Written task
Where a line of the material contains the string "удостоверяющего", copy that line.
╭─ Exercise input
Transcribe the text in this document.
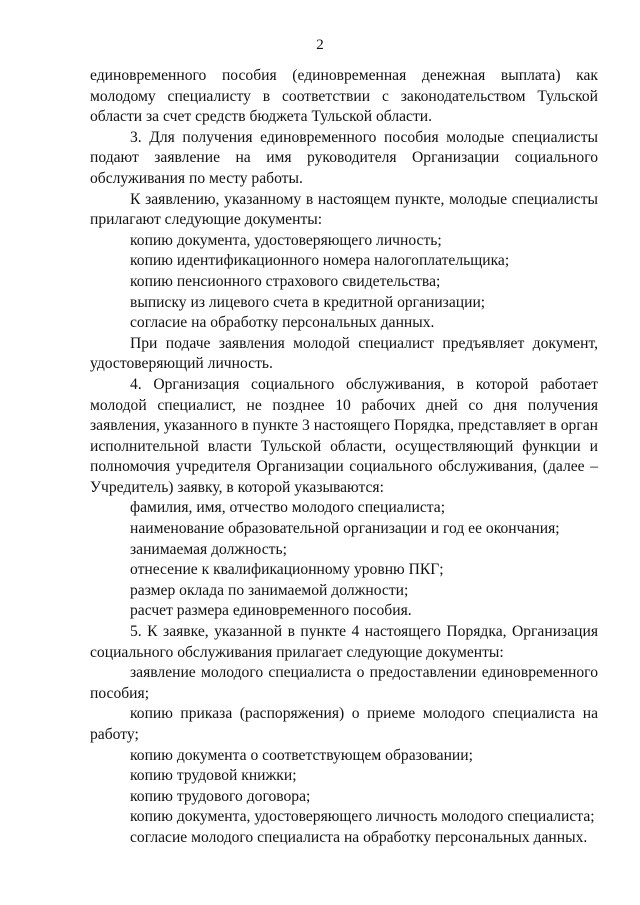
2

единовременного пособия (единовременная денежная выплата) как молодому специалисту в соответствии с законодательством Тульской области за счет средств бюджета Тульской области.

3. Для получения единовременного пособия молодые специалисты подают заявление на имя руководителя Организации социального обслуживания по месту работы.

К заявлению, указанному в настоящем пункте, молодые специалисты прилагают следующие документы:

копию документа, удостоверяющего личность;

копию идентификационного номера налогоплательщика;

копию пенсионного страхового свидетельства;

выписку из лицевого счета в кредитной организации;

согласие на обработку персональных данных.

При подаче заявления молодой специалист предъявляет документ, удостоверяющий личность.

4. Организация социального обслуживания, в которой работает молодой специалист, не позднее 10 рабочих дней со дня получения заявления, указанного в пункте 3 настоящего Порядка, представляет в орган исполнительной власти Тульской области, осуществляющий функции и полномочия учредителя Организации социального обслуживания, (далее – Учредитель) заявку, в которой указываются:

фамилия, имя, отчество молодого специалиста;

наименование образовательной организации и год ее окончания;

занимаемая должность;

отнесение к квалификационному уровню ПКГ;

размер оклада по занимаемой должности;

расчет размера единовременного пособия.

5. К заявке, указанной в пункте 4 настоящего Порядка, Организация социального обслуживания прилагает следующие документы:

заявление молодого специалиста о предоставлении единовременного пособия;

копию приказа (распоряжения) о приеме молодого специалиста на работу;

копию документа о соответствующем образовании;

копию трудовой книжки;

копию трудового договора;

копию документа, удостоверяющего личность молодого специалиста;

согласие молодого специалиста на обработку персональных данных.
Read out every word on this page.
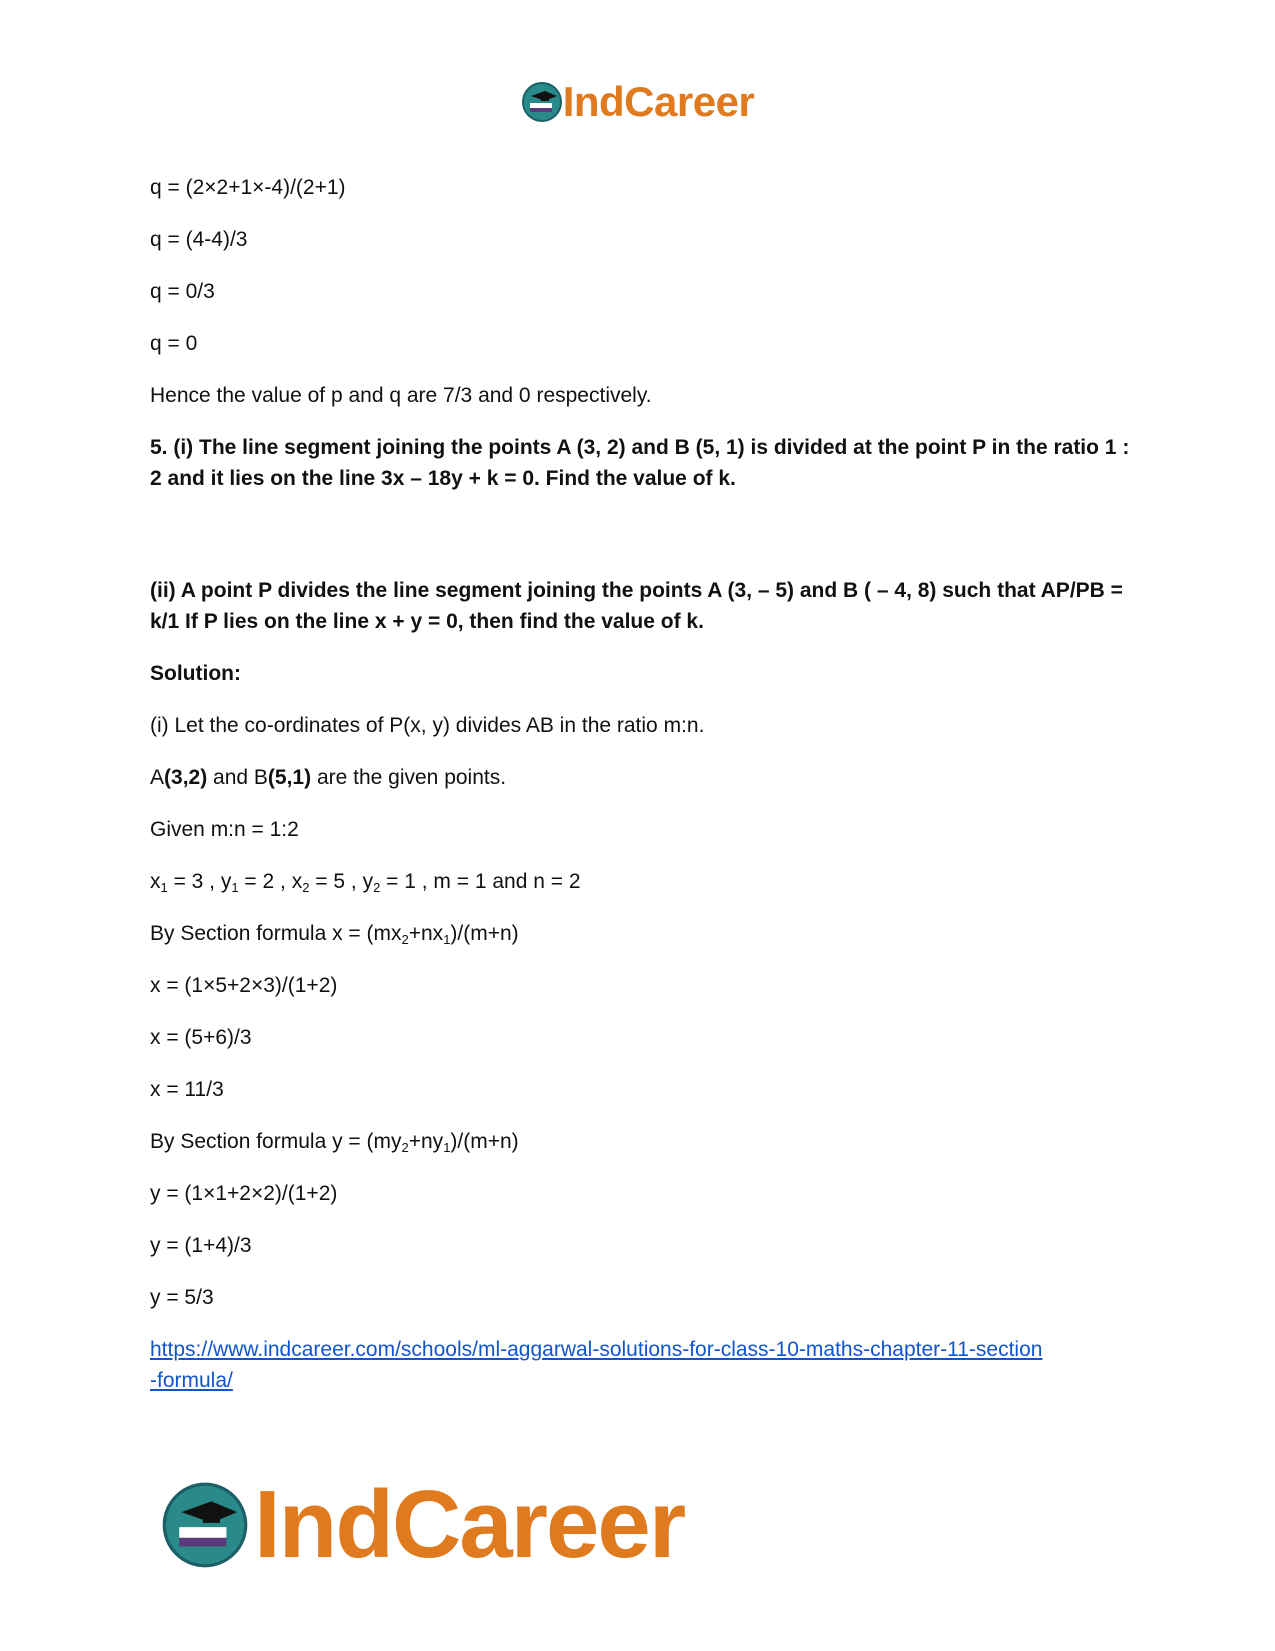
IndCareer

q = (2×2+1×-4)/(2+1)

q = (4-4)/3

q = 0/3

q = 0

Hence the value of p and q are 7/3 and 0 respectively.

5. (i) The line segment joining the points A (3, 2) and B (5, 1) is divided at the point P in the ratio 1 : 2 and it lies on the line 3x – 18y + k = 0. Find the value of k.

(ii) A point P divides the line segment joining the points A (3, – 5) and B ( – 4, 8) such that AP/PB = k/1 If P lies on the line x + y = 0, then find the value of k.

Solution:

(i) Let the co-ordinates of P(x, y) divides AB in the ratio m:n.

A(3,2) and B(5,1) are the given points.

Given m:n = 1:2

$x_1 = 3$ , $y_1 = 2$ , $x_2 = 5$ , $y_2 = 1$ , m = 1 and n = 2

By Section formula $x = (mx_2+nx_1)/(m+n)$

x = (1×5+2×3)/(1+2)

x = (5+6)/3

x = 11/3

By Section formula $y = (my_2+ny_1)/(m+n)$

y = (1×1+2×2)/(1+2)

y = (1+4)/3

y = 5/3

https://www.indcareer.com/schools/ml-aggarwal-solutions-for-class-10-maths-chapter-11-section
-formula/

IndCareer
╰─
The response
копию документа, удостоверяющего личность;
копию документа, удостоверяющего личность молодого специалиста;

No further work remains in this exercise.